Data extract:
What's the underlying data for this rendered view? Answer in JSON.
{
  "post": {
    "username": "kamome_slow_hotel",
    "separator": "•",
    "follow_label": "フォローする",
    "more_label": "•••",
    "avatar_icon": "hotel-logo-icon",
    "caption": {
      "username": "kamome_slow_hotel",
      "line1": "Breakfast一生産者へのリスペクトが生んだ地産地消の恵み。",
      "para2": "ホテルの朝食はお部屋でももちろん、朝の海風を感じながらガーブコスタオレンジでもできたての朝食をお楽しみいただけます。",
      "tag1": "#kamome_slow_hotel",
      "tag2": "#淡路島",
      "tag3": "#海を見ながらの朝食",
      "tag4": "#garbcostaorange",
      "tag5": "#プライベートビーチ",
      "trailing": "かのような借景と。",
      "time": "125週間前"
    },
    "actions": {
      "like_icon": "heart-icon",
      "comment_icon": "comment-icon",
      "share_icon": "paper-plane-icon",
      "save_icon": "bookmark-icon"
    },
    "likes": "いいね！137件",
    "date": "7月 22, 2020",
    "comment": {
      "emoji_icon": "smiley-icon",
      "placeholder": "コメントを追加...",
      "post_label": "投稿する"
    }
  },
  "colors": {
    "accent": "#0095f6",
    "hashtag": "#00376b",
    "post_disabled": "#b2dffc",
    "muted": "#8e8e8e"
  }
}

The exercise:
Exact output of every entry is required.

Answer:
What's the underlying data for this rendered view? Answer in JSON.
{
  "post": {
    "username": "kamome_slow_hotel",
    "separator": "•",
    "follow_label": "フォローする",
    "more_label": "•••",
    "avatar_icon": "hotel-logo-icon",
    "caption": {
      "username": "kamome_slow_hotel",
      "line1": "Breakfast一生産者へのリスペクトが生んだ地産地消の恵み。",
      "para2": "ホテルの朝食はお部屋でももちろん、朝の海風を感じながらガーブコスタオレンジでもできたての朝食をお楽しみいただけます。",
      "tag1": "#kamome_slow_hotel",
      "tag2": "#淡路島",
      "tag3": "#海を見ながらの朝食",
      "tag4": "#garbcostaorange",
      "tag5": "#プライベートビーチ",
      "trailing": "かのような借景と。",
      "time": "125週間前"
    },
    "actions": {
      "like_icon": "heart-icon",
      "comment_icon": "comment-icon",
      "share_icon": "paper-plane-icon",
      "save_icon": "bookmark-icon"
    },
    "likes": "いいね！137件",
    "date": "7月 22, 2020",
    "comment": {
      "emoji_icon": "smiley-icon",
      "placeholder": "コメントを追加...",
      "post_label": "投稿する"
    }
  },
  "colors": {
    "accent": "#0095f6",
    "hashtag": "#00376b",
    "post_disabled": "#b2dffc",
    "muted": "#8e8e8e"
  }
}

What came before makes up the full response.